Stated problem:
Select every line below containing the word "title".

+ + +

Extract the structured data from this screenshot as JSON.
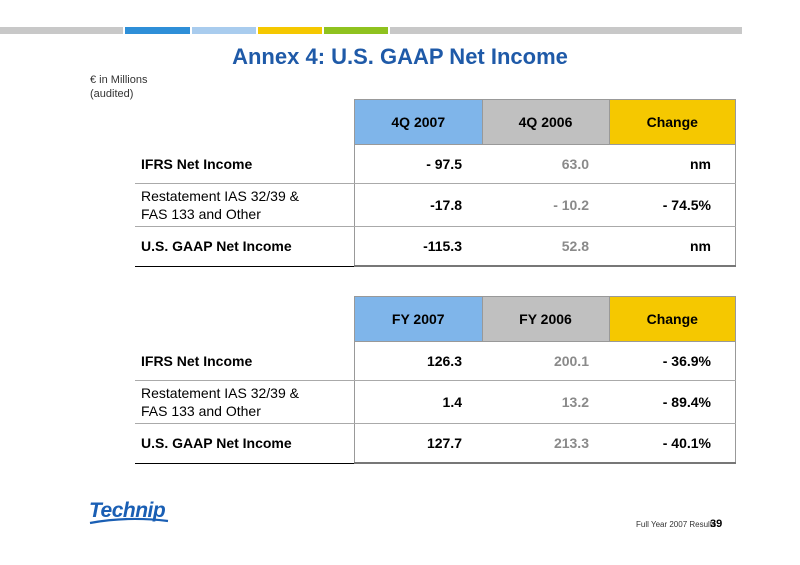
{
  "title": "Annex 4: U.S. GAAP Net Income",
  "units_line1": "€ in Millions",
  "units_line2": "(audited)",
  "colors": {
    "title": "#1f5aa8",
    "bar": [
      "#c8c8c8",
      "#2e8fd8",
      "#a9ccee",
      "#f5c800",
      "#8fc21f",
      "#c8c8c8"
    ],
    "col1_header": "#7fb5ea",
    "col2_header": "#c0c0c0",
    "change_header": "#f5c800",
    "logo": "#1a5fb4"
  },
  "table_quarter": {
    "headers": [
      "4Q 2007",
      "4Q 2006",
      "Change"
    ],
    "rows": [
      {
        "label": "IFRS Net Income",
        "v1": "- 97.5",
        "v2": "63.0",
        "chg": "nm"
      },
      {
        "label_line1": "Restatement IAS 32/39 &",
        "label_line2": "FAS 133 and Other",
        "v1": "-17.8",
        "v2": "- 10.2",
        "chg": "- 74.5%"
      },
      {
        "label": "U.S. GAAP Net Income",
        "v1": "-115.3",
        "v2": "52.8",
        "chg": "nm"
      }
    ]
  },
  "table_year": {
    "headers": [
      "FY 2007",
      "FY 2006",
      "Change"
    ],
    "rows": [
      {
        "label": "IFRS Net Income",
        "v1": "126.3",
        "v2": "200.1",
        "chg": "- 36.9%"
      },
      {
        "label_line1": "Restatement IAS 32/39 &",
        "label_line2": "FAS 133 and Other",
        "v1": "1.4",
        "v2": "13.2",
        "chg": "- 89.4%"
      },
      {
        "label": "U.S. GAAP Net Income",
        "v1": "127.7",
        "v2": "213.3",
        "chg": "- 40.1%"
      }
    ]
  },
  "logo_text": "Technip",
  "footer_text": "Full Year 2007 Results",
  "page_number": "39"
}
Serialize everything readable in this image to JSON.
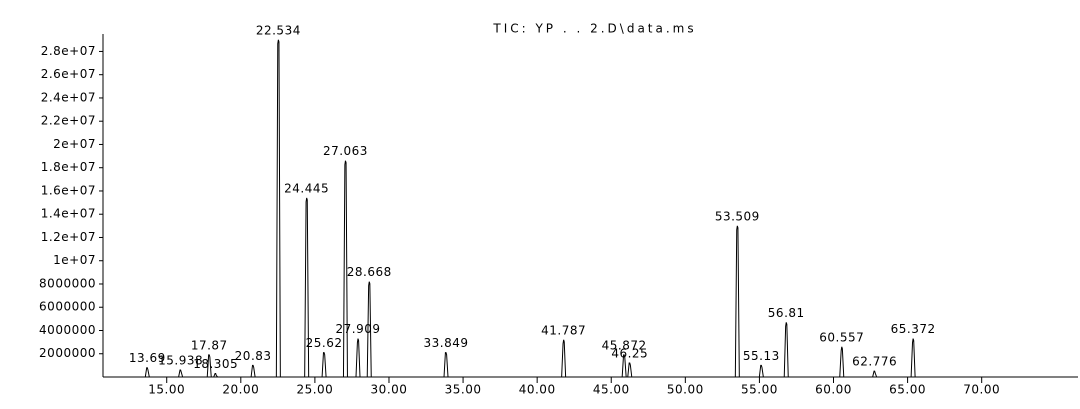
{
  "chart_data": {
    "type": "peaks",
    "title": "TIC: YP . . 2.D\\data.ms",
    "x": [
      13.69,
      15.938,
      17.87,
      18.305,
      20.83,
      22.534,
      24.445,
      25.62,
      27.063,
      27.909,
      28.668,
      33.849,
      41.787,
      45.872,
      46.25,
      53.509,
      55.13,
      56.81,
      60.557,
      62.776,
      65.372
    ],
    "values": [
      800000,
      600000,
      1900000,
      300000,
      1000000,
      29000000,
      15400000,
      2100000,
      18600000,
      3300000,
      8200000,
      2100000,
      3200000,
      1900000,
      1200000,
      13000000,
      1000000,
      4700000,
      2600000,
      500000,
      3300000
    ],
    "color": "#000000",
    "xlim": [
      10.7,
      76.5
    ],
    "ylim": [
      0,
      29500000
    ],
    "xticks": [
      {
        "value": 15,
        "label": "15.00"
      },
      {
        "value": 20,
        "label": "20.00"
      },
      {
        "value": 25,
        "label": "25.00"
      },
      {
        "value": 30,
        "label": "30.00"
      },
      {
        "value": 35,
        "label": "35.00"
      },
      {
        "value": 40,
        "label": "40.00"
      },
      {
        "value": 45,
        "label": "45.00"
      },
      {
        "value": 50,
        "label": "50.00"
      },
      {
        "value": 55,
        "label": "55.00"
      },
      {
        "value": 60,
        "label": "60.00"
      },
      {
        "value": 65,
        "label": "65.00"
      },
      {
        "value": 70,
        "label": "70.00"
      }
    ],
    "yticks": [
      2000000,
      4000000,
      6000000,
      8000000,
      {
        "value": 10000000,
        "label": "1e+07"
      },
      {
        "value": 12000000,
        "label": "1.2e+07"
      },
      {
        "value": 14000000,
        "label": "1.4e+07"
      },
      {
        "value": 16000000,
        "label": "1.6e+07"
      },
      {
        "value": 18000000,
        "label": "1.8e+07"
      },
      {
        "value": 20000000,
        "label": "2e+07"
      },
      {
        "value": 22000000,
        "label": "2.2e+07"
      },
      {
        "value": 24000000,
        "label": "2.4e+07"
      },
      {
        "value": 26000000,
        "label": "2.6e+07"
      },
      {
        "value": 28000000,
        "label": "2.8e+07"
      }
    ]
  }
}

+ + +

Completed exercise:
  "title": "Annex 4: U.S. GAAP Net Income",
    "title": "#1f5aa8",
    "title": "TIC: YP . . 2.D\\data.ms",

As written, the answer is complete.